Dataset listings of figures:
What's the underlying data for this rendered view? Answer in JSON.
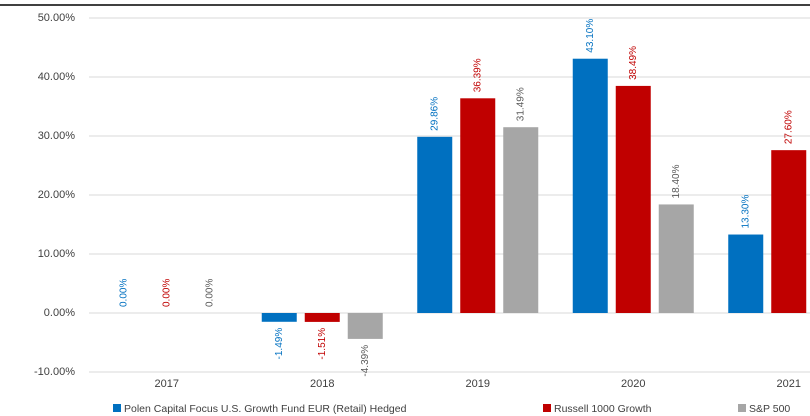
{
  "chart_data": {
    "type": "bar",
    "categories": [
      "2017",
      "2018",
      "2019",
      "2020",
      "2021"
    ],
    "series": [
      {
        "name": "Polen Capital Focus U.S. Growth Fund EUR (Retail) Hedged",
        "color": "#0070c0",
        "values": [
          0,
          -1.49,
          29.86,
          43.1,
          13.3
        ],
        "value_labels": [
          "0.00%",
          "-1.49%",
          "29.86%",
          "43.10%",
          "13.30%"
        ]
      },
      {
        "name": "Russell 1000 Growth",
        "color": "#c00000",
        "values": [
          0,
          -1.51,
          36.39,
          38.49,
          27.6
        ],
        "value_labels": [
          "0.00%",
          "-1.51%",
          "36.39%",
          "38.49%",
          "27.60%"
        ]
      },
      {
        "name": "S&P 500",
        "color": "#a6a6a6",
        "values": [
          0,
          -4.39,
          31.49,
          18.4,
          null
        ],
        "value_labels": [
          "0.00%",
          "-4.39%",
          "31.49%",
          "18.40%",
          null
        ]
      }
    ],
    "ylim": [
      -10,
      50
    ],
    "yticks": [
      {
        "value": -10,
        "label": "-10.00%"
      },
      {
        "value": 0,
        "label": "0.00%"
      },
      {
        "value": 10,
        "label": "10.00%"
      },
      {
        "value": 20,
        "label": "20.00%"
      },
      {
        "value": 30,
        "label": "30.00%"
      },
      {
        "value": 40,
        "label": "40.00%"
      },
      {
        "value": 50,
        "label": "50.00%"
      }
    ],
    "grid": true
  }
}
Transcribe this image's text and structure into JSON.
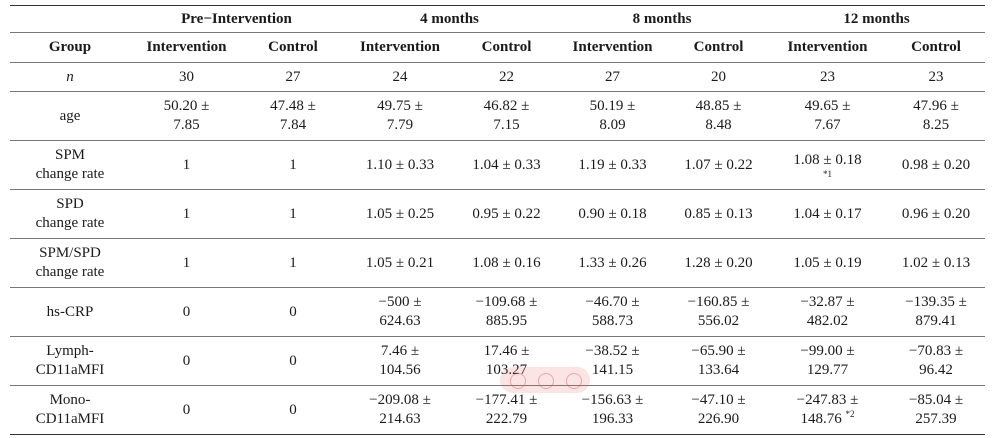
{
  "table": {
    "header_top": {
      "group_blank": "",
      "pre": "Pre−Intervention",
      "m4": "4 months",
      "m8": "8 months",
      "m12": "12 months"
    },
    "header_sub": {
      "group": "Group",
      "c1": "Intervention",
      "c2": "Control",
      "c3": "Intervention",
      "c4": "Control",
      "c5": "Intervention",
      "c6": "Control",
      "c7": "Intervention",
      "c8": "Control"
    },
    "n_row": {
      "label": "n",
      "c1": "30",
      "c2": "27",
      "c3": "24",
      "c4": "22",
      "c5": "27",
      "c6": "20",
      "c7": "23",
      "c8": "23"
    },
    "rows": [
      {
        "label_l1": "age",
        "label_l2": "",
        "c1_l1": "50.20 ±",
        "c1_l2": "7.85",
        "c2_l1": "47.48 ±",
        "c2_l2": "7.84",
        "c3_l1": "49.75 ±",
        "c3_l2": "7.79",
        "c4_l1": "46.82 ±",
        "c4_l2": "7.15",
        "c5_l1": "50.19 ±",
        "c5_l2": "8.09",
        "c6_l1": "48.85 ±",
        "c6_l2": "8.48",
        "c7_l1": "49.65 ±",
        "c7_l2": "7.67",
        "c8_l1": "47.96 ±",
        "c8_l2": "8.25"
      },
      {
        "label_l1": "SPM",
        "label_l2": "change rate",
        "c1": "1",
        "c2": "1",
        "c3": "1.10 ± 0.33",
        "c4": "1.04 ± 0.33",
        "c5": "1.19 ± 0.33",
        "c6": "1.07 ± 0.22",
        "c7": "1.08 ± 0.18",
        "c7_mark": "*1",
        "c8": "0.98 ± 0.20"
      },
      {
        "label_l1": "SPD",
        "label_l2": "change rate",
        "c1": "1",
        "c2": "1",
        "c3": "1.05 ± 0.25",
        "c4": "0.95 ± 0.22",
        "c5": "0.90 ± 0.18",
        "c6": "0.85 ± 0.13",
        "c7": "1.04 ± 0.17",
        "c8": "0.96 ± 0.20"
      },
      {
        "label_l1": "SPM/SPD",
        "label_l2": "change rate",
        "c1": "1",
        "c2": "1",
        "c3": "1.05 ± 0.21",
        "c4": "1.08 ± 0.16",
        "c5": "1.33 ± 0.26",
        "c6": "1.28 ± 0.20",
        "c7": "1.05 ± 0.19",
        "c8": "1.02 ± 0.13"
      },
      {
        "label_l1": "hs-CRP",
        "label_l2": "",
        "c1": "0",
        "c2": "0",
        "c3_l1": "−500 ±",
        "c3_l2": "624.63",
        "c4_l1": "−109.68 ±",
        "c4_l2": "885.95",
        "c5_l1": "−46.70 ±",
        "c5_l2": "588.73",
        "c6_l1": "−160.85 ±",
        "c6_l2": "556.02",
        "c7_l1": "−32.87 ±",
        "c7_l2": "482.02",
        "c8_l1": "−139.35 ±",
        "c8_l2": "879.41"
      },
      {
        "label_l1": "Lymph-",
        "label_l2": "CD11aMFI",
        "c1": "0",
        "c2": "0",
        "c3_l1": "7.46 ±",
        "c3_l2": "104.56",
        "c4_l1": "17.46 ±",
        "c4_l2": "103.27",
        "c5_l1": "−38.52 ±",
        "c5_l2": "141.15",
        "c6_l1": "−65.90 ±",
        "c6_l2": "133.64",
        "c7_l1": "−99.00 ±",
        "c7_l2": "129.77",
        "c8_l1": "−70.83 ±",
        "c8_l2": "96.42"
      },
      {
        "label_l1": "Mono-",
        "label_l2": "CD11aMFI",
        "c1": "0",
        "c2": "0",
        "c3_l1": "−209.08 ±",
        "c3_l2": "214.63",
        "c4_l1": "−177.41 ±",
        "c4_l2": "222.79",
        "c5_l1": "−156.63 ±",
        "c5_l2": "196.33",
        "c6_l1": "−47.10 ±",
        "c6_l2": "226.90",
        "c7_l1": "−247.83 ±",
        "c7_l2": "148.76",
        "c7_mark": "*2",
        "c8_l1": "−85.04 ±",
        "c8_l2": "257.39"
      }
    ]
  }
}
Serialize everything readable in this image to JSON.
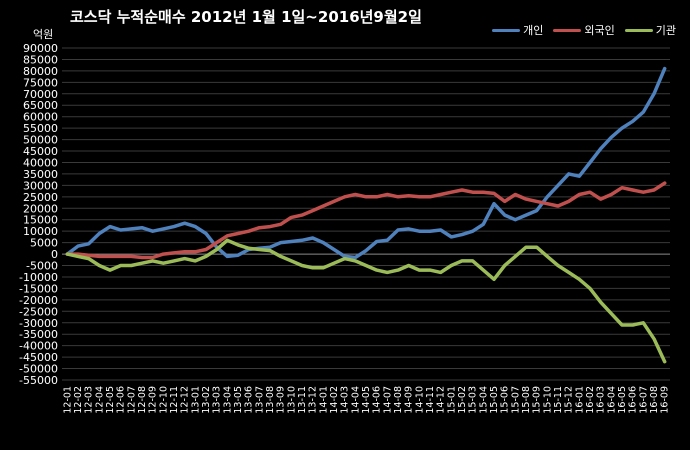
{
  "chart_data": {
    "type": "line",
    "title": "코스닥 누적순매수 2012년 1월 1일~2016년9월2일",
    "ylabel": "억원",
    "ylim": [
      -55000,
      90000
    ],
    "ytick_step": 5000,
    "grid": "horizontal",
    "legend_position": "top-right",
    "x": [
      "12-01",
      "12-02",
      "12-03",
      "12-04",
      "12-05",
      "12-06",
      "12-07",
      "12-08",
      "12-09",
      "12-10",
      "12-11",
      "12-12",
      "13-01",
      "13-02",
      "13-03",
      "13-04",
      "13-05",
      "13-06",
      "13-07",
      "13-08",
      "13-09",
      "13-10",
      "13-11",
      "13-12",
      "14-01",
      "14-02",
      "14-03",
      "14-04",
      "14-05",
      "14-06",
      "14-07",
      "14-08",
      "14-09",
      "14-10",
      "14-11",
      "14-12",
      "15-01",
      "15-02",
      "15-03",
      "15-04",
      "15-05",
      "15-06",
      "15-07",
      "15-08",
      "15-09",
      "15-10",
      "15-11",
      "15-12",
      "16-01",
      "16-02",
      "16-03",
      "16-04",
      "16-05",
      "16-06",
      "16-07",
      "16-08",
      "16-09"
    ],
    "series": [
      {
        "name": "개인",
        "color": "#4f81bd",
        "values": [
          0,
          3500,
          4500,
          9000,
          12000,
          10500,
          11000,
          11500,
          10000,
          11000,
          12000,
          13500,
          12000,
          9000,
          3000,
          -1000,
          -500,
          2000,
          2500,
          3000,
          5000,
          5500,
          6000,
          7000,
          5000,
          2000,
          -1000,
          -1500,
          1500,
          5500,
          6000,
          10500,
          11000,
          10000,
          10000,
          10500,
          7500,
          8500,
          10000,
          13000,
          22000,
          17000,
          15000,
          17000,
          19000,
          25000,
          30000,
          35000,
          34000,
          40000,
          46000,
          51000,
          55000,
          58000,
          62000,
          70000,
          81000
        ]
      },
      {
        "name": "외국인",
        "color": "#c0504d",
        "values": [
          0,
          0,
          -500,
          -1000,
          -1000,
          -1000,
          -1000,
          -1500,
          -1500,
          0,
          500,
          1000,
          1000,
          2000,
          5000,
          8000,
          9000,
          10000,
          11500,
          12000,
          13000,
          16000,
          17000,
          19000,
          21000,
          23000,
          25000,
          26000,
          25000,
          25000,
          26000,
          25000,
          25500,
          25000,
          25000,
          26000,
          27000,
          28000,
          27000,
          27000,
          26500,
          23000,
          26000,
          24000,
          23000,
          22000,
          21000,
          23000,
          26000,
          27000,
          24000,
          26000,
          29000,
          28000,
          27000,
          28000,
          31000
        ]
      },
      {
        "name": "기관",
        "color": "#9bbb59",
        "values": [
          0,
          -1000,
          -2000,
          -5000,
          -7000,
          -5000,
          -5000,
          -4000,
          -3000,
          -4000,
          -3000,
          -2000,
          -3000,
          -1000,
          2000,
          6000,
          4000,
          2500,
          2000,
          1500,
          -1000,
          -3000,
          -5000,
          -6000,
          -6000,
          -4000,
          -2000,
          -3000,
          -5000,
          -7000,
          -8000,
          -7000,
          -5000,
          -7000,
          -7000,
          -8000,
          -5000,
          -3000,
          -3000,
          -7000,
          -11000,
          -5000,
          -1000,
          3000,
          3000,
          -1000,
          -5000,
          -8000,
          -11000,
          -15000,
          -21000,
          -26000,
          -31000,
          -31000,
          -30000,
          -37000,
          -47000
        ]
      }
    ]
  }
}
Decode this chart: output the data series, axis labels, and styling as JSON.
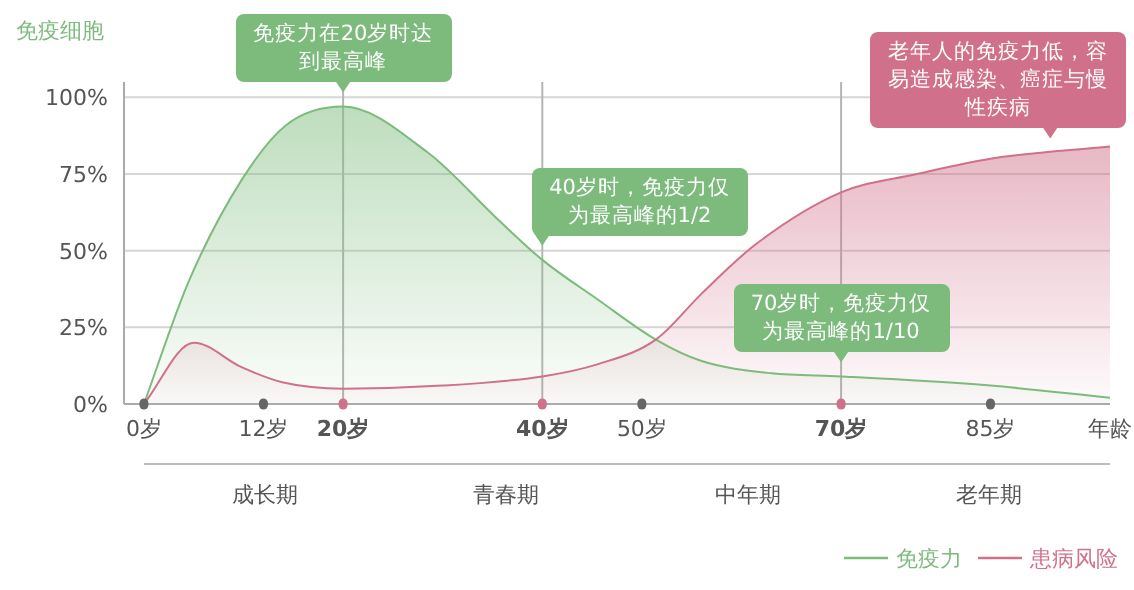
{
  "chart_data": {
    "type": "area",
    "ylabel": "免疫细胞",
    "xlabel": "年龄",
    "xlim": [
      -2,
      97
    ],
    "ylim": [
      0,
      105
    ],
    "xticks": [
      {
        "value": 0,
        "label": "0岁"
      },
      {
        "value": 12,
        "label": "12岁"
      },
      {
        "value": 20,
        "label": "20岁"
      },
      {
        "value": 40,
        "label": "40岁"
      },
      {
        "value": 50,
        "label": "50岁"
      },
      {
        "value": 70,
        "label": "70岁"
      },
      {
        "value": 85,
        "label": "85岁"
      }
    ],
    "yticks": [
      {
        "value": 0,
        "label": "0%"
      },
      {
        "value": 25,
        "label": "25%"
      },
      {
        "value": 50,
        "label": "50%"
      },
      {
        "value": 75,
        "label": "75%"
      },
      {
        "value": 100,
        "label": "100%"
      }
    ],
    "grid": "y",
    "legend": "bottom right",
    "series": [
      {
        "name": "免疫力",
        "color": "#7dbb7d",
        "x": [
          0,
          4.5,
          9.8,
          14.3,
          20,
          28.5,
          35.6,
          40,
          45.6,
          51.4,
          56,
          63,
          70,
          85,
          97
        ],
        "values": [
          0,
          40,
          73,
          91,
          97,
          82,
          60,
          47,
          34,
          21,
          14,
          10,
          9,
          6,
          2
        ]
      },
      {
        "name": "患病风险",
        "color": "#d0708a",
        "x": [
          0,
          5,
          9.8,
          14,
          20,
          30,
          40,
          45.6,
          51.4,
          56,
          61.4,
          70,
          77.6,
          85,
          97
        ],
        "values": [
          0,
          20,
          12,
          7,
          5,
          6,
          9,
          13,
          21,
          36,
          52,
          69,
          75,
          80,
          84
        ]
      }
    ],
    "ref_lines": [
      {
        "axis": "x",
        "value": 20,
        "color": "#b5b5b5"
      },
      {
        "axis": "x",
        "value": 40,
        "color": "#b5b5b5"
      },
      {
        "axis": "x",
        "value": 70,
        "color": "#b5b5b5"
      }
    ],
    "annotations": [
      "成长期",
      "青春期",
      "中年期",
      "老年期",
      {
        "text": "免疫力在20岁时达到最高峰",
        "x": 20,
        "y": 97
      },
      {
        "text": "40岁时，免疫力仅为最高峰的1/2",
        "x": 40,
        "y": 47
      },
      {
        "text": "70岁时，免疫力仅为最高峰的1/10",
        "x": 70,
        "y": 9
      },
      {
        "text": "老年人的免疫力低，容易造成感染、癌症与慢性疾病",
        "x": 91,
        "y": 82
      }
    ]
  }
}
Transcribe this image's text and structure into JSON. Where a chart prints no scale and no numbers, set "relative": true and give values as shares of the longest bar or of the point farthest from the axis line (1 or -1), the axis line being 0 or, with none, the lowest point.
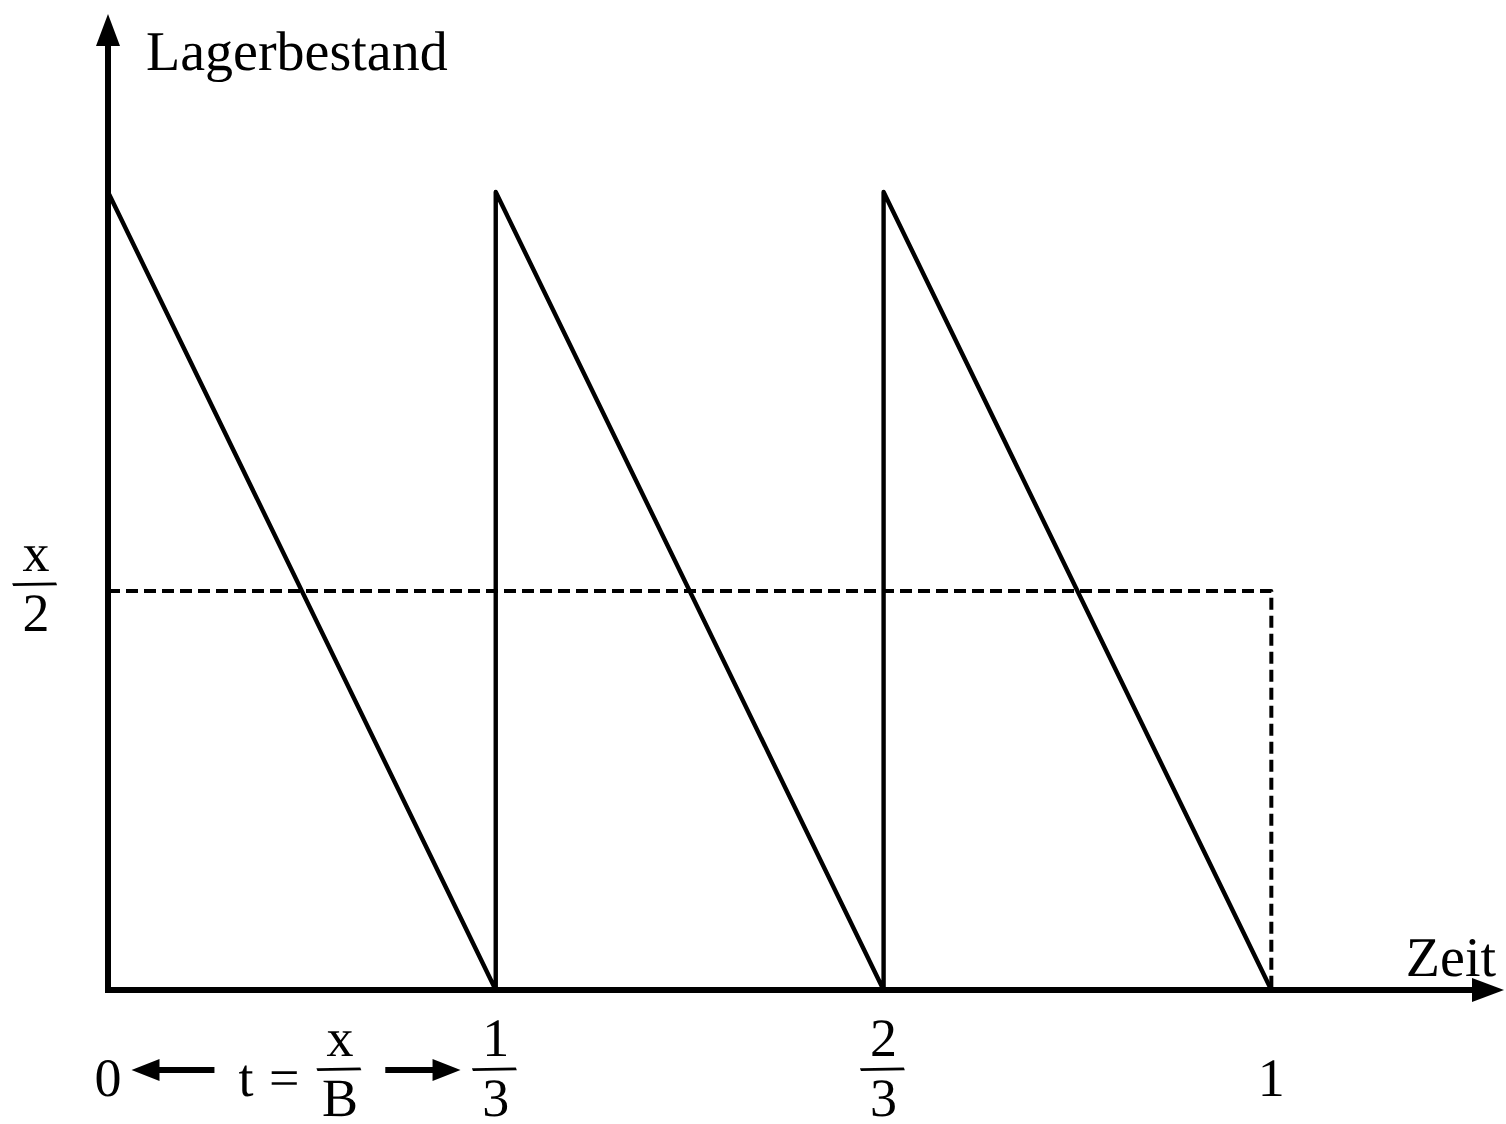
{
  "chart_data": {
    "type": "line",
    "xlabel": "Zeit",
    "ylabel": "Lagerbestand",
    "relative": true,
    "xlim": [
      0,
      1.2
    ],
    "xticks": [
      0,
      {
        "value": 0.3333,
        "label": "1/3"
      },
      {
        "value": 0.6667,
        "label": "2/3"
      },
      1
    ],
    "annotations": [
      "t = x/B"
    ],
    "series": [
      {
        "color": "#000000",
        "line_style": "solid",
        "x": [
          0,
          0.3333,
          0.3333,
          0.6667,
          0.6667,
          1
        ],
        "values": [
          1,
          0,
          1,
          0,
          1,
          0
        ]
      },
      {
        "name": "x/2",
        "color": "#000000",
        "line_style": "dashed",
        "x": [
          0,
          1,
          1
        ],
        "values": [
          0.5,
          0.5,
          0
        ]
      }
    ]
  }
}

Task directions:
Identify and extract each line of the listing that contains "Transcribe".

Expected answer:
Transcribe this image's text and structure into JSON.
Transcribe this image's text and structure into JSON. Where a chart prints no scale and no numbers, set "relative": true and give values as shares of the longest bar or of the point farthest from the axis line (1 or -1), the axis line being 0 or, with none, the lowest point.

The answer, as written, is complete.